Stored entries:
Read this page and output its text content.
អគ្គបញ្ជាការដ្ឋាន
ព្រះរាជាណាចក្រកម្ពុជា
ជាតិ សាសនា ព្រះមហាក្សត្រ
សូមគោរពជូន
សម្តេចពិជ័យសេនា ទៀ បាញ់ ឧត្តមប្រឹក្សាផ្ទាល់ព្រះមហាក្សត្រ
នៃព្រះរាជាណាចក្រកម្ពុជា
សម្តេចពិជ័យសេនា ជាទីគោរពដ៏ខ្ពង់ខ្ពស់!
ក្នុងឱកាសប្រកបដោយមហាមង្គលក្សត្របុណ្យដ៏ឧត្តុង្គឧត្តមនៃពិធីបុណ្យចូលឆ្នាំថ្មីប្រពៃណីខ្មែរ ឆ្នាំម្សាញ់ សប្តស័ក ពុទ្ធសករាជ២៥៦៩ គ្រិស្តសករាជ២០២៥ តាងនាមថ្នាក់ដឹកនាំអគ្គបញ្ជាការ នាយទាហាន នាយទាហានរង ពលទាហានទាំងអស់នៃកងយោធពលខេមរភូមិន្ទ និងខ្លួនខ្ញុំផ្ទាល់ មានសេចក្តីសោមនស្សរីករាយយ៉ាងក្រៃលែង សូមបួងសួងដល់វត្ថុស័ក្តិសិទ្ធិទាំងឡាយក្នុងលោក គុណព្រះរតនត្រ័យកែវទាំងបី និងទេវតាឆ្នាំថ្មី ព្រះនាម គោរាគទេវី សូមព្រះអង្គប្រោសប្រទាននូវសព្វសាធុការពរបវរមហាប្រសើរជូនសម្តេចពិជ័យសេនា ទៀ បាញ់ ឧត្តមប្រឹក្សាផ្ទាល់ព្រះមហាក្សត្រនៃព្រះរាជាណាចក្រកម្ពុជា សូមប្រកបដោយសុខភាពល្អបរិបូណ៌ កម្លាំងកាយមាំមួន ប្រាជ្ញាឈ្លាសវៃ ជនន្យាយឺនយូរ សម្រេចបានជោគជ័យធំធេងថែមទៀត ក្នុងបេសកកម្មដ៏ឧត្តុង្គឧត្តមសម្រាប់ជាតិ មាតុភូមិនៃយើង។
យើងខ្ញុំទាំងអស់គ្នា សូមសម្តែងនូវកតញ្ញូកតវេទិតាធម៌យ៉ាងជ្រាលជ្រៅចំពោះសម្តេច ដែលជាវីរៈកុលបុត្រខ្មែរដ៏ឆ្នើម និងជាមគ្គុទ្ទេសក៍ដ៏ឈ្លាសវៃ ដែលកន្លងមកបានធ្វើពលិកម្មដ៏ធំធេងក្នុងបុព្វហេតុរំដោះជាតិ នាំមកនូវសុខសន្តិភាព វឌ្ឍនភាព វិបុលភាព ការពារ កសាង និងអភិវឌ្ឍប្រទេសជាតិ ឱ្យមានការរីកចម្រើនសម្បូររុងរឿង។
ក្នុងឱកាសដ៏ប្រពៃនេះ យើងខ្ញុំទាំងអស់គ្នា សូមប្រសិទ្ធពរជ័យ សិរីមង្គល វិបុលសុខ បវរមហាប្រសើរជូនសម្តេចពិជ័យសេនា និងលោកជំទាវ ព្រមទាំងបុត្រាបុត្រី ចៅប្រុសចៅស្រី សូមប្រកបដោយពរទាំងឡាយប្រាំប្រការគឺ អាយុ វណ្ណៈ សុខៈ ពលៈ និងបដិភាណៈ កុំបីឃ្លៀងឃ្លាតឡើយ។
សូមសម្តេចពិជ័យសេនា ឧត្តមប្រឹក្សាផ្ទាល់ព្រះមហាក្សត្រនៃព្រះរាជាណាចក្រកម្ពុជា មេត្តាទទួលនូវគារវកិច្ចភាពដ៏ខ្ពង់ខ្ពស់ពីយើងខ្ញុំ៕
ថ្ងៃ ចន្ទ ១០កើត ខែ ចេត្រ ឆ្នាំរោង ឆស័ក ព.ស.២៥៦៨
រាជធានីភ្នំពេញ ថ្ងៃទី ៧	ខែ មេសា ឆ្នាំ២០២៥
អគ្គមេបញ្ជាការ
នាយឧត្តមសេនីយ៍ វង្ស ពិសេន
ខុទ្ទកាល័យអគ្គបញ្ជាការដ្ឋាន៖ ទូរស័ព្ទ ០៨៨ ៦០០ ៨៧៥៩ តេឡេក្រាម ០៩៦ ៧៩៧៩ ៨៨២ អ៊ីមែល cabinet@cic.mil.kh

* _Task requirements_:
Return every line above that contains the word "រកបដ".

* _Final result_:
ក្នុងឱកាសប្រកបដោយមហាមង្គលក្សត្របុណ្យដ៏ឧត្តុង្គឧត្តមនៃពិធីបុណ្យចូលឆ្នាំថ្មីប្រពៃណីខ្មែរ ឆ្នាំម្សាញ់ សប្តស័ក ពុទ្ធសករាជ២៥៦៩ គ្រិស្តសករាជ២០២៥ តាងនាមថ្នាក់ដឹកនាំអគ្គបញ្ជាការ នាយទាហាន នាយទាហានរង ពលទាហានទាំងអស់នៃកងយោធពលខេមរភូមិន្ទ និងខ្លួនខ្ញុំផ្ទាល់ មានសេចក្តីសោមនស្សរីករាយយ៉ាងក្រៃលែង សូមបួងសួងដល់វត្ថុស័ក្តិសិទ្ធិទាំងឡាយក្នុងលោក គុណព្រះរតនត្រ័យកែវទាំងបី និងទេវតាឆ្នាំថ្មី ព្រះនាម គោរាគទេវី សូមព្រះអង្គប្រោសប្រទាននូវសព្វសាធុការពរបវរមហាប្រសើរជូនសម្តេចពិជ័យសេនា ទៀ បាញ់ ឧត្តមប្រឹក្សាផ្ទាល់ព្រះមហាក្សត្រនៃព្រះរាជាណាចក្រកម្ពុជា សូមប្រកបដោយសុខភាពល្អបរិបូណ៌ កម្លាំងកាយមាំមួន ប្រាជ្ញាឈ្លាសវៃ ជនន្យាយឺនយូរ សម្រេចបានជោគជ័យធំធេងថែមទៀត ក្នុងបេសកកម្មដ៏ឧត្តុង្គឧត្តមសម្រាប់ជាតិ មាតុភូមិនៃយើង។
ក្នុងឱកាសដ៏ប្រពៃនេះ យើងខ្ញុំទាំងអស់គ្នា សូមប្រសិទ្ធពរជ័យ សិរីមង្គល វិបុលសុខ បវរមហាប្រសើរជូនសម្តេចពិជ័យសេនា និងលោកជំទាវ ព្រមទាំងបុត្រាបុត្រី ចៅប្រុសចៅស្រី សូមប្រកបដោយពរទាំងឡាយប្រាំប្រការគឺ អាយុ វណ្ណៈ សុខៈ ពលៈ និងបដិភាណៈ កុំបីឃ្លៀងឃ្លាតឡើយ។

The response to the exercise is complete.